* [WRITTEN INSTRUCTION] The required output is a single number: how many lines of the material contain the string "FINANCES".

------------------------------------------------------------------------

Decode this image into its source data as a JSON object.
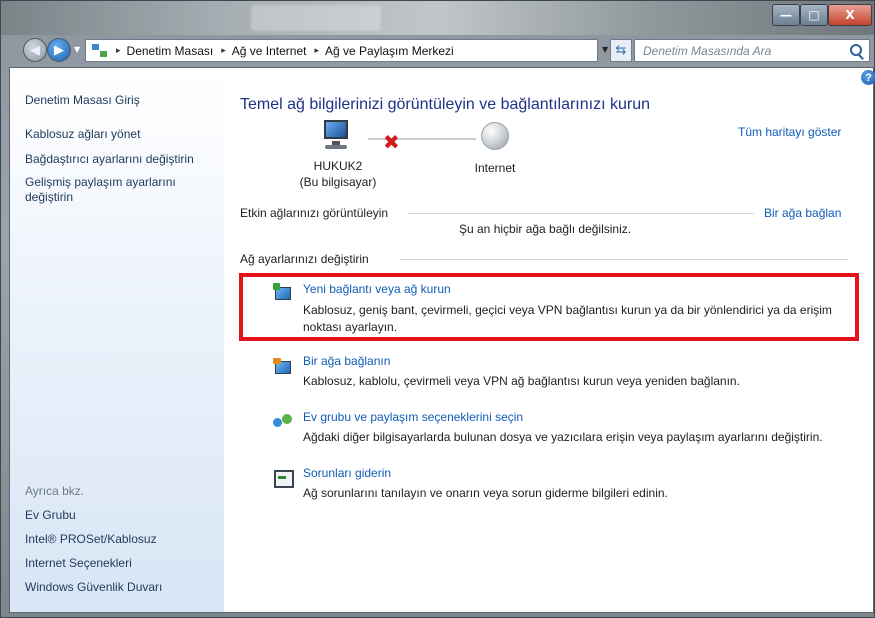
{
  "window": {
    "controls": {
      "minimize": "—",
      "maximize": "□",
      "close": "X"
    }
  },
  "address_bar": {
    "breadcrumbs": [
      "Denetim Masası",
      "Ağ ve Internet",
      "Ağ ve Paylaşım Merkezi"
    ],
    "separator": "▸",
    "search_placeholder": "Denetim Masasında Ara"
  },
  "sidebar": {
    "items": [
      "Denetim Masası Giriş",
      "Kablosuz ağları yönet",
      "Bağdaştırıcı ayarlarını değiştirin",
      "Gelişmiş paylaşım ayarlarını değiştirin"
    ],
    "see_also_label": "Ayrıca bkz.",
    "see_also": [
      "Ev Grubu",
      "Intel® PROSet/Kablosuz",
      "Internet Seçenekleri",
      "Windows Güvenlik Duvarı"
    ]
  },
  "main": {
    "help": "?",
    "heading": "Temel ağ bilgilerinizi görüntüleyin ve bağlantılarınızı kurun",
    "full_map_link": "Tüm haritayı göster",
    "computer_name": "HUKUK2",
    "computer_sub": "(Bu bilgisayar)",
    "internet_label": "Internet",
    "disconnected_mark": "✖",
    "active_networks_label": "Etkin ağlarınızı görüntüleyin",
    "connect_link": "Bir ağa bağlan",
    "no_network_text": "Şu an hiçbir ağa bağlı değilsiniz.",
    "change_settings_label": "Ağ ayarlarınızı değiştirin",
    "tasks": [
      {
        "icon": "new-connection-icon",
        "title": "Yeni bağlantı veya ağ kurun",
        "desc": [
          "Kablosuz, geniş bant, çevirmeli, geçici veya VPN bağlantısı kurun ya da bir yönlendirici ya da erişim",
          "noktası ayarlayın."
        ]
      },
      {
        "icon": "connect-network-icon",
        "title": "Bir ağa bağlanın",
        "desc": [
          "Kablosuz, kablolu, çevirmeli veya VPN ağ bağlantısı kurun veya yeniden bağlanın."
        ]
      },
      {
        "icon": "homegroup-icon",
        "title": "Ev grubu ve paylaşım seçeneklerini seçin",
        "desc": [
          "Ağdaki diğer bilgisayarlarda bulunan dosya ve yazıcılara erişin veya paylaşım ayarlarını değiştirin."
        ]
      },
      {
        "icon": "troubleshoot-icon",
        "title": "Sorunları giderin",
        "desc": [
          "Ağ sorunlarını tanılayın ve onarın veya sorun giderme bilgileri edinin."
        ]
      }
    ],
    "highlight_color": "#e4121c"
  }
}
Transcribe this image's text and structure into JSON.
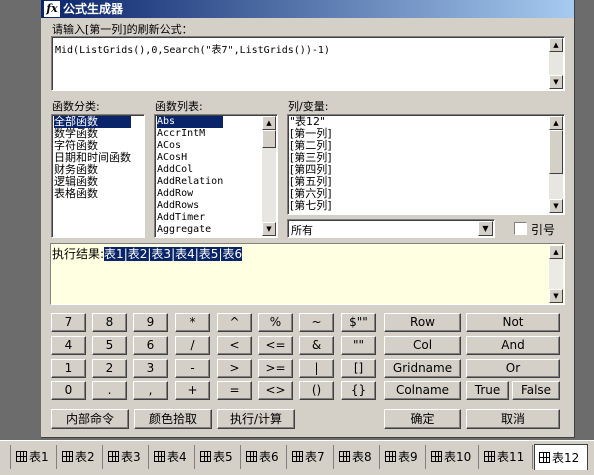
{
  "window": {
    "title": "公式生成器",
    "icon": "fx-icon"
  },
  "formula": {
    "label": "请输入[第一列]的刷新公式：",
    "value": "Mid(ListGrids(),0,Search(\"表7\",ListGrids())-1)"
  },
  "categories": {
    "label": "函数分类:",
    "items": [
      "全部函数",
      "数学函数",
      "字符函数",
      "日期和时间函数",
      "财务函数",
      "逻辑函数",
      "表格函数"
    ],
    "selected_index": 0
  },
  "functions": {
    "label": "函数列表:",
    "items": [
      "Abs",
      "AccrIntM",
      "ACos",
      "ACosH",
      "AddCol",
      "AddRelation",
      "AddRow",
      "AddRows",
      "AddTimer",
      "Aggregate"
    ],
    "selected_index": 0
  },
  "columns": {
    "label": "列/变量:",
    "items": [
      "\"表12\"",
      "[第一列]",
      "[第二列]",
      "[第三列]",
      "[第四列]",
      "[第五列]",
      "[第六列]",
      "[第七列]"
    ],
    "filter_value": "所有",
    "quote_label": "引号",
    "quote_checked": false
  },
  "result": {
    "label": "执行结果:",
    "values": [
      "表1",
      "表2",
      "表3",
      "表4",
      "表5",
      "表6"
    ],
    "separator": "|"
  },
  "keypad": {
    "rows": [
      [
        "7",
        "8",
        "9",
        "*",
        "^",
        "%",
        "~",
        "$\"\""
      ],
      [
        "4",
        "5",
        "6",
        "/",
        "<",
        "<=",
        "&",
        "\"\""
      ],
      [
        "1",
        "2",
        "3",
        "-",
        ">",
        ">=",
        "|",
        "[]"
      ],
      [
        "0",
        ".",
        ",",
        "+",
        "=",
        "<>",
        "()",
        "{}"
      ]
    ],
    "funcs": [
      [
        "Row",
        "Not"
      ],
      [
        "Col",
        "And"
      ],
      [
        "Gridname",
        "Or"
      ],
      [
        "Colname",
        "True",
        "False"
      ]
    ]
  },
  "buttons": {
    "internal": "内部命令",
    "color_pick": "颜色拾取",
    "execute": "执行/计算",
    "ok": "确定",
    "cancel": "取消"
  },
  "sheet_tabs": {
    "items": [
      "表1",
      "表2",
      "表3",
      "表4",
      "表5",
      "表6",
      "表7",
      "表8",
      "表9",
      "表10",
      "表11",
      "表12"
    ],
    "active_index": 11
  }
}
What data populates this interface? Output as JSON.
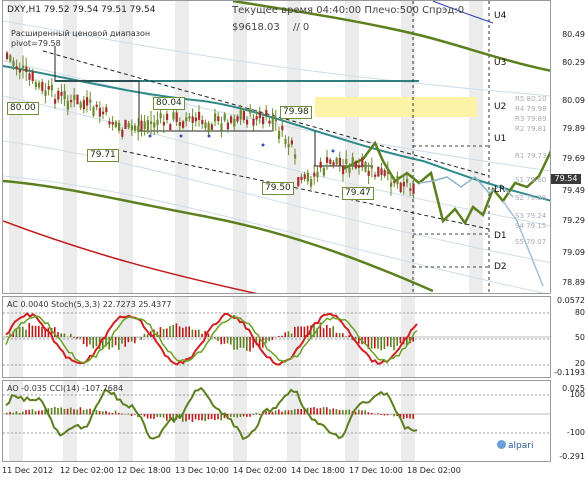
{
  "main_chart": {
    "header_ohlc": "DXY,H1  79.52 79.54 79.51 79.54",
    "info": "Текущее время 04:40:00 Плечо:500 Спрэд:0",
    "balance": "$9618.03",
    "balance_suffix": "// 0",
    "range_label": "Расширенный ценовой диапазон",
    "pivot_label": "pivot=79.58",
    "current_price": "79.54",
    "price_ticks": [
      "80.49",
      "80.29",
      "80.09",
      "79.89",
      "79.69",
      "79.49",
      "79.29",
      "79.09",
      "78.89"
    ],
    "price_tags": [
      "80.00",
      "80.04",
      "79.98",
      "79.71",
      "79.50",
      "79.47"
    ],
    "levels": [
      "U4",
      "U3",
      "U2",
      "U1",
      "LR",
      "D1",
      "D2"
    ],
    "faint_labels": [
      "R5 80.10",
      "R4 79.98",
      "R3 79.89",
      "R2 79.81",
      "R1 79.73",
      "S1 79.60",
      "S2 79.38",
      "S3 79.24",
      "S4 79.15",
      "S5 79.07"
    ]
  },
  "ac_panel": {
    "title": "AC 0.0040  Stoch(5,3,3) 22.7273 25.4377",
    "ticks": [
      "0.0572",
      "80",
      "50",
      "20",
      "-0.1193"
    ]
  },
  "ao_panel": {
    "title": "AO -0.035  CCI(14) -107.7684",
    "ticks": [
      "0.025",
      "100",
      "-100",
      "-0.291"
    ]
  },
  "time_axis": [
    "11 Dec 2012",
    "12 Dec 02:00",
    "12 Dec 18:00",
    "13 Dec 10:00",
    "14 Dec 02:00",
    "14 Dec 18:00",
    "17 Dec 10:00",
    "18 Dec 02:00"
  ],
  "brand": "alpari",
  "colors": {
    "olive": "#5c7f1e",
    "teal": "#2f8a8a",
    "red": "#c01818",
    "dark_red": "#a62b2b",
    "pale_band": "#dde6ee",
    "session_band": "#ececec",
    "zone_yellow": "#fdf3a6",
    "axis_bg": "#3a3a3a"
  }
}
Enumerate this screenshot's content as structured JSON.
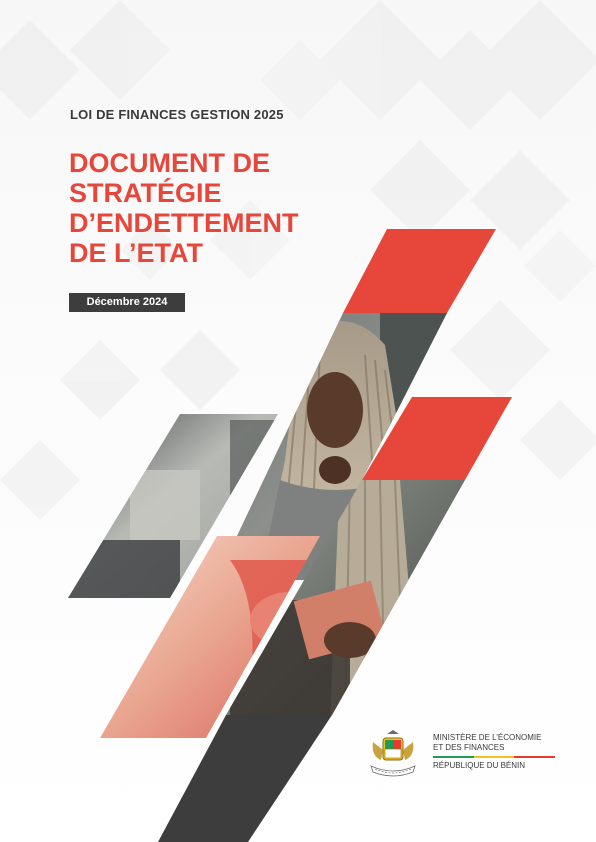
{
  "header": {
    "supertitle": "LOI DE FINANCES GESTION 2025",
    "title_lines": [
      "DOCUMENT DE",
      "STRATÉGIE",
      "D’ENDETTEMENT",
      "DE L’ETAT"
    ],
    "date": "Décembre 2024"
  },
  "ministry": {
    "line1": "MINISTÈRE DE L’ÉCONOMIE",
    "line2": "ET DES FINANCES",
    "republic": "RÉPUBLIQUE DU BÉNIN",
    "flag_colors": [
      "#1f9d55",
      "#f2c318",
      "#e63b2e"
    ]
  },
  "colors": {
    "accent_red": "#e6473a",
    "dark_gray": "#3d3d3d",
    "title_gray": "#3a3a3a"
  }
}
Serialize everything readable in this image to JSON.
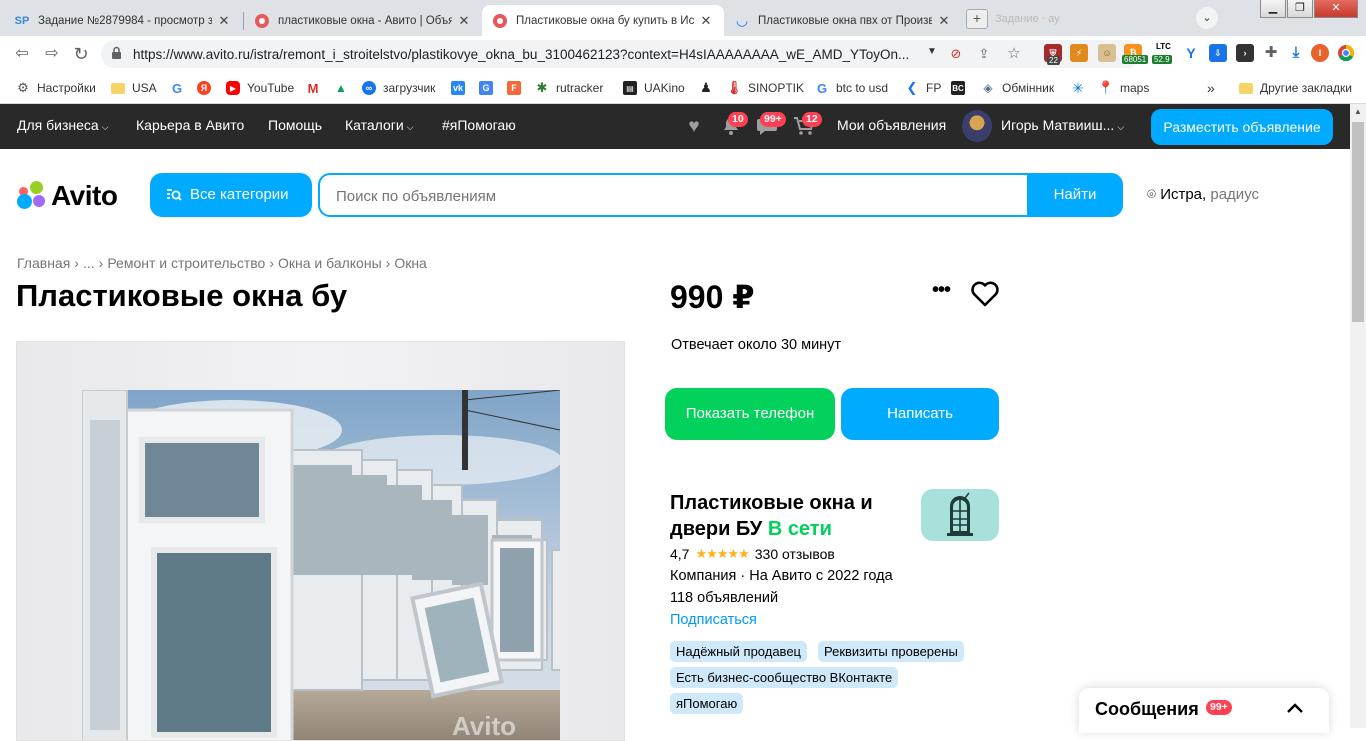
{
  "browser": {
    "tabs": [
      {
        "title": "Задание №2879984 - просмотр з",
        "favicon": "SP"
      },
      {
        "title": "пластиковые окна - Авито | Объя",
        "favicon": "avito"
      },
      {
        "title": "Пластиковые окна бу купить в Ис",
        "favicon": "avito"
      },
      {
        "title": "Пластиковые окна пвх от Произв",
        "favicon": "loading"
      }
    ],
    "ghost_tab": "Задание ⋅ ау",
    "url": "https://www.avito.ru/istra/remont_i_stroitelstvo/plastikovye_okna_bu_3100462123?context=H4sIAAAAAAAA_wE_AMD_YToyOn...",
    "extension_badges": {
      "vpn": "22",
      "btc": "68051",
      "ltc_label": "LTC",
      "ltc_value": "52.9",
      "profile": "I"
    },
    "bookmarks": [
      "Настройки",
      "USA",
      "YouTube",
      "загрузчик",
      "rutracker",
      "UAKino",
      "SINOPTIK",
      "btc to usd",
      "FP",
      "Обмінник",
      "maps"
    ],
    "other_bookmarks": "Другие закладки",
    "overflow": "»"
  },
  "header": {
    "nav": [
      "Для бизнеса",
      "Карьера в Авито",
      "Помощь",
      "Каталоги",
      "#яПомогаю"
    ],
    "badges": {
      "notifications": "10",
      "messages": "99+",
      "cart": "12"
    },
    "my_ads": "Мои объявления",
    "user_name": "Игорь Матвииш...",
    "post_ad": "Разместить объявление"
  },
  "search": {
    "logo": "Avito",
    "categories_button": "Все категории",
    "placeholder": "Поиск по объявлениям",
    "find_button": "Найти",
    "city": "Истра",
    "radius": "радиус"
  },
  "breadcrumb": [
    "Главная",
    "...",
    "Ремонт и строительство",
    "Окна и балконы",
    "Окна"
  ],
  "listing": {
    "title": "Пластиковые окна бу",
    "price": "990 ₽",
    "more": "•••",
    "reply_time": "Отвечает около 30 минут",
    "show_phone": "Показать телефон",
    "write": "Написать",
    "watermark": "Avito"
  },
  "seller": {
    "name": "Пластиковые окна и двери БУ",
    "status": "В сети",
    "rating": "4,7",
    "stars": "★★★★★",
    "reviews": "330 отзывов",
    "type_since": "Компания · На Авито с 2022 года",
    "ads_count": "118 объявлений",
    "subscribe": "Подписаться",
    "chips": [
      "Надёжный продавец",
      "Реквизиты проверены",
      "Есть бизнес-сообщество ВКонтакте",
      "яПомогаю"
    ]
  },
  "messages_panel": {
    "label": "Сообщения",
    "badge": "99+"
  },
  "colors": {
    "brand_blue": "#00aaff",
    "green": "#02d15c",
    "badge_red": "#ff4053",
    "topbar": "#292929"
  }
}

------------------------------------------------------------------------

* [TASK RESULT] 2